* [Action item]:
Take every line in the entries that includes the word "this" and copy it.

Page text entries
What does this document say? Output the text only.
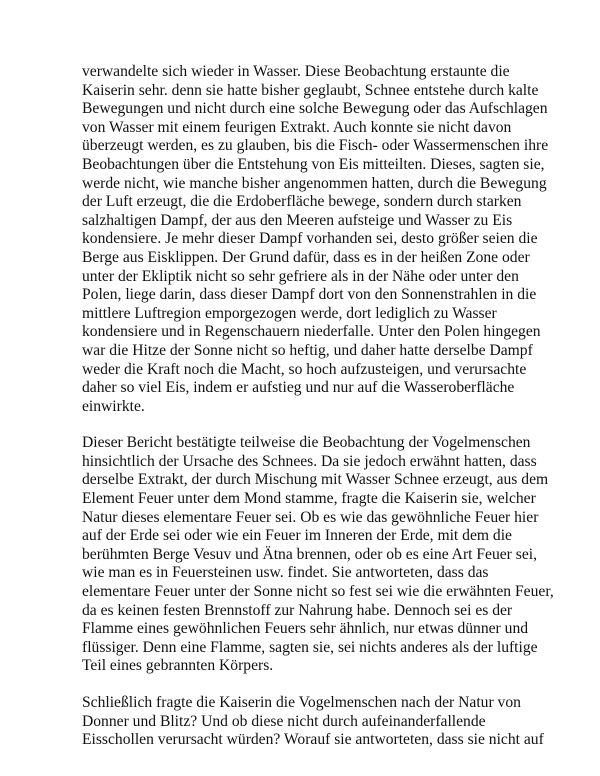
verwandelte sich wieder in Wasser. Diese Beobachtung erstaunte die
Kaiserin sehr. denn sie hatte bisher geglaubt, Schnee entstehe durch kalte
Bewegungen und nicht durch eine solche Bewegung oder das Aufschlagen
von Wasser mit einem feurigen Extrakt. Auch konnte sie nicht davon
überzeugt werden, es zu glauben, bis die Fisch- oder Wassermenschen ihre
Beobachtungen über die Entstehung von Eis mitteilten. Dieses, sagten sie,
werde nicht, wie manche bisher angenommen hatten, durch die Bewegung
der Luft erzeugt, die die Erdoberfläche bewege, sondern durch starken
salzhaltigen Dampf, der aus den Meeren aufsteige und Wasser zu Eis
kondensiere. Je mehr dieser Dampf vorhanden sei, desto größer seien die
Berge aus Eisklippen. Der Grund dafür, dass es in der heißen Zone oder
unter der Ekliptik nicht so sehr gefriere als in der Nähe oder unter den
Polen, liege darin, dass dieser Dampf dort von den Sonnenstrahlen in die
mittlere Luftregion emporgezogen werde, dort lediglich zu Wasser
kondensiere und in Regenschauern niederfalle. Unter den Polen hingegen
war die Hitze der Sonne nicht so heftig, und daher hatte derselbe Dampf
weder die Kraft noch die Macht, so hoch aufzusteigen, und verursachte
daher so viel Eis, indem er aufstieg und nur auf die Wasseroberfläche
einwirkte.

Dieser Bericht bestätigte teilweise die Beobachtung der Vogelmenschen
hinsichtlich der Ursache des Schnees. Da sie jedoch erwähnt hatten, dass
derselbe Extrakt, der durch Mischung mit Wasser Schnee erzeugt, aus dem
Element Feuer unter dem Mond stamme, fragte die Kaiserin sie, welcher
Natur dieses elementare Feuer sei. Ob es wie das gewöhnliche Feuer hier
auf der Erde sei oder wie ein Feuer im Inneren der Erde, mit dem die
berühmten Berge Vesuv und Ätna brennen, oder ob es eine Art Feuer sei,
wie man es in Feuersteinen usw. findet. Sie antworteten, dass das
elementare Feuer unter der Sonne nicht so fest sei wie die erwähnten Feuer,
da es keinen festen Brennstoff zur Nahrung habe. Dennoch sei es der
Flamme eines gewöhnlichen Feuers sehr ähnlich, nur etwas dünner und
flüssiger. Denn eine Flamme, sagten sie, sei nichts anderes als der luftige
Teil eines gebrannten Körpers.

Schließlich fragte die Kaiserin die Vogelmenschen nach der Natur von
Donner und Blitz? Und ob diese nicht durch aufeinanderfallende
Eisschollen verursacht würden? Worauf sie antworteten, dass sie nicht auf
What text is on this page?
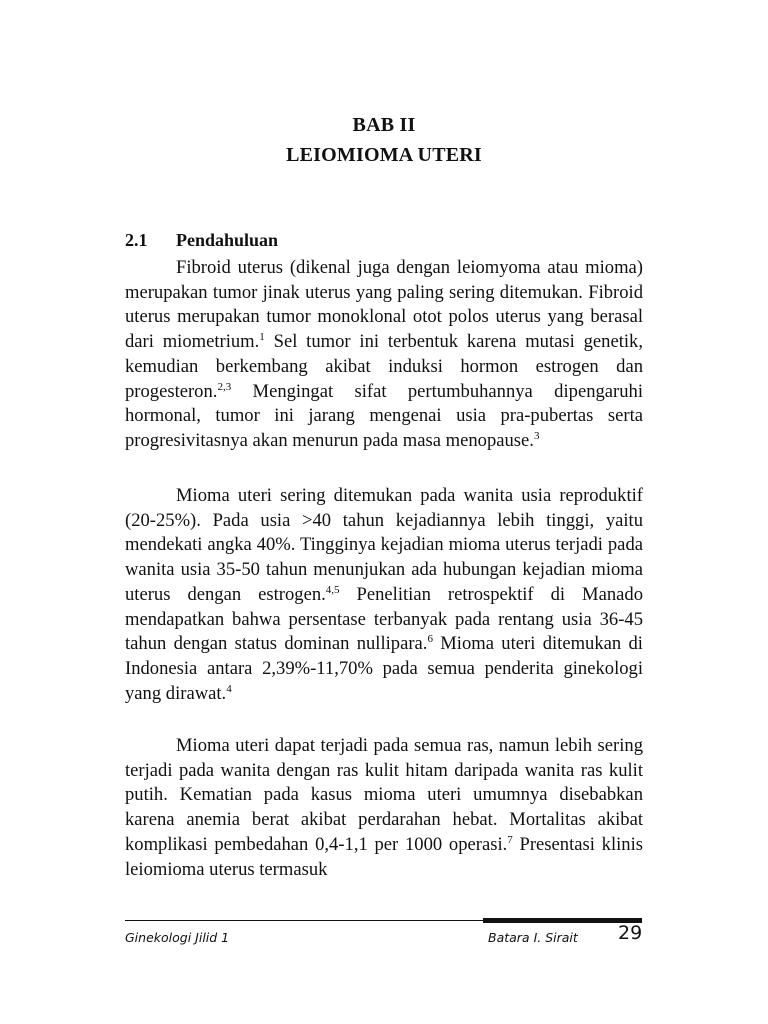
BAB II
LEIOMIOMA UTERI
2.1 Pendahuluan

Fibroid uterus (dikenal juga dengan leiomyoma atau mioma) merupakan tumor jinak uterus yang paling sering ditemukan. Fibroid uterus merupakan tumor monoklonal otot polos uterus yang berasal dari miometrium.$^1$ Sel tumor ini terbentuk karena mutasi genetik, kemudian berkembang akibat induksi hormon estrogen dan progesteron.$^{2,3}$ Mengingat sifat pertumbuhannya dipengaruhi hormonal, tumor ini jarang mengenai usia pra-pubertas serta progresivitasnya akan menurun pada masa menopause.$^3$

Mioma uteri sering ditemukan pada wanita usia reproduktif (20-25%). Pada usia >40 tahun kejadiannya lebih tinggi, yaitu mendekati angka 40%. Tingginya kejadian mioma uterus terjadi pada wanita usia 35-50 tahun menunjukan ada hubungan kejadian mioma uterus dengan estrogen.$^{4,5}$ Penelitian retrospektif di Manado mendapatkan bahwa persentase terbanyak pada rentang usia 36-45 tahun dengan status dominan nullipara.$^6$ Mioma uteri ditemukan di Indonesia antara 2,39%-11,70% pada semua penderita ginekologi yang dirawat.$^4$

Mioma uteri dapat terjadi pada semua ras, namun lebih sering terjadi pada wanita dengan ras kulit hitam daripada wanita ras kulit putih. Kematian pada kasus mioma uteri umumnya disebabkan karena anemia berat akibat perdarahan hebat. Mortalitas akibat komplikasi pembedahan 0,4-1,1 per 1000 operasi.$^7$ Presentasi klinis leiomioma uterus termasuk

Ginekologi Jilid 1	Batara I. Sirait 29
* * *
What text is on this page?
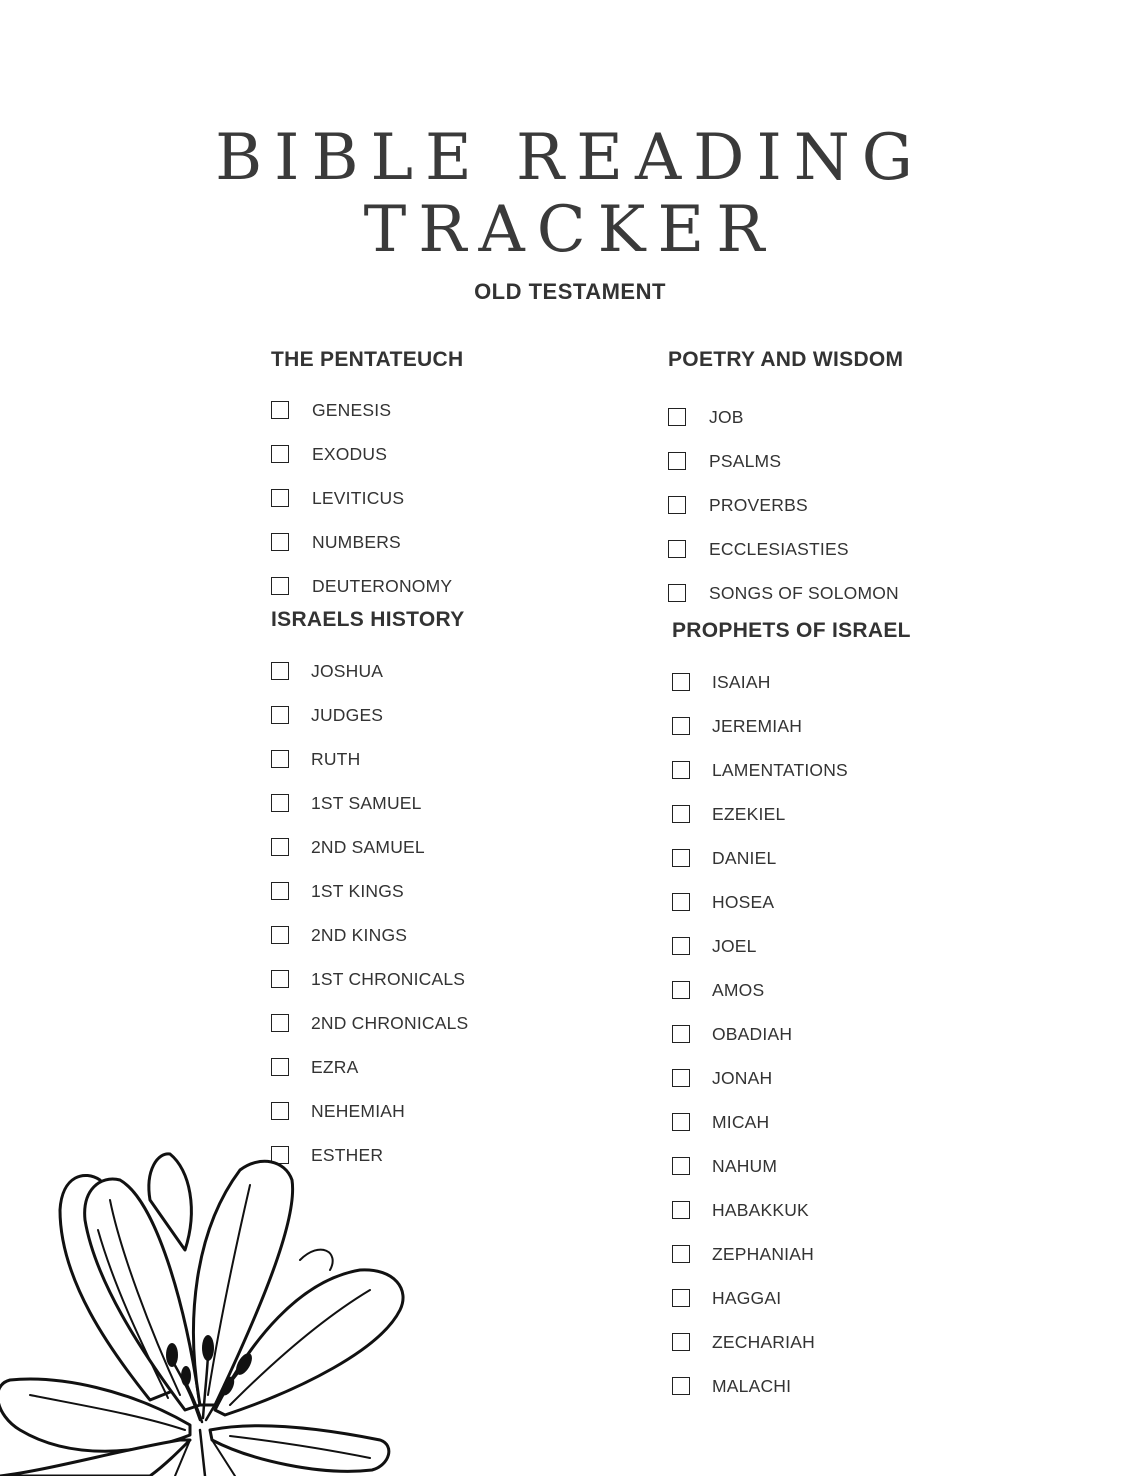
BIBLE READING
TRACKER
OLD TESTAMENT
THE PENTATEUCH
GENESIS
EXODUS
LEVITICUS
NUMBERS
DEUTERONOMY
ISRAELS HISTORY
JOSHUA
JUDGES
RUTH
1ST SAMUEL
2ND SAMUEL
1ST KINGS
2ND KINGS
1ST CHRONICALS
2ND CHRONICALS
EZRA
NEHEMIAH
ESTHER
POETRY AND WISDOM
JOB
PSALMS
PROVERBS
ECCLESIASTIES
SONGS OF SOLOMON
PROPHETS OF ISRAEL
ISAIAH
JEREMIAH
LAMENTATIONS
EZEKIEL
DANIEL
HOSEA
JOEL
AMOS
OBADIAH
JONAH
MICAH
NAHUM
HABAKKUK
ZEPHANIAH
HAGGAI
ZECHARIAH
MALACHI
...
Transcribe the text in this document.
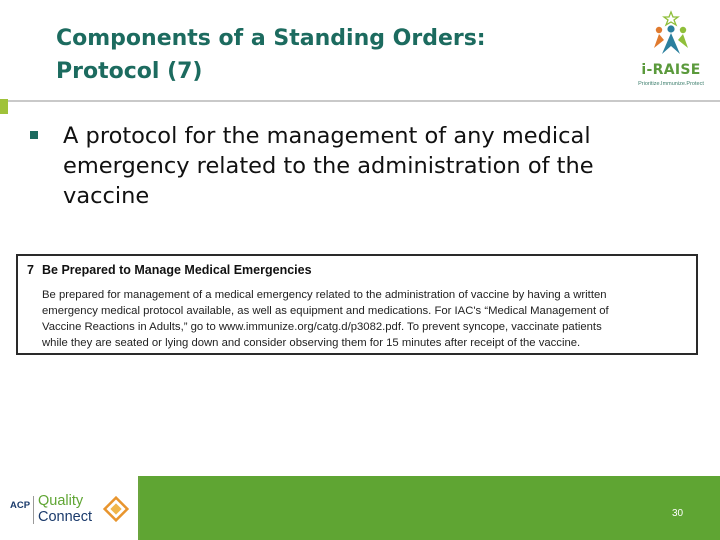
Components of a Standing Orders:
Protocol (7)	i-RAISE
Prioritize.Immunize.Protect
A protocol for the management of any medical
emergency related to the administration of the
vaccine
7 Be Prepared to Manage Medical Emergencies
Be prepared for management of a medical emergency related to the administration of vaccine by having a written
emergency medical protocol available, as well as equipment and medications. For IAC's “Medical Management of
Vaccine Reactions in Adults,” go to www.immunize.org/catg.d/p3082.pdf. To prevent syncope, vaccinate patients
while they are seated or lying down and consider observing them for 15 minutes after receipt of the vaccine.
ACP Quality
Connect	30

* [Task result]:
What does this document say? Output the text only.
What text is on this page?
What text is on this page?
Transcribe the text in this document.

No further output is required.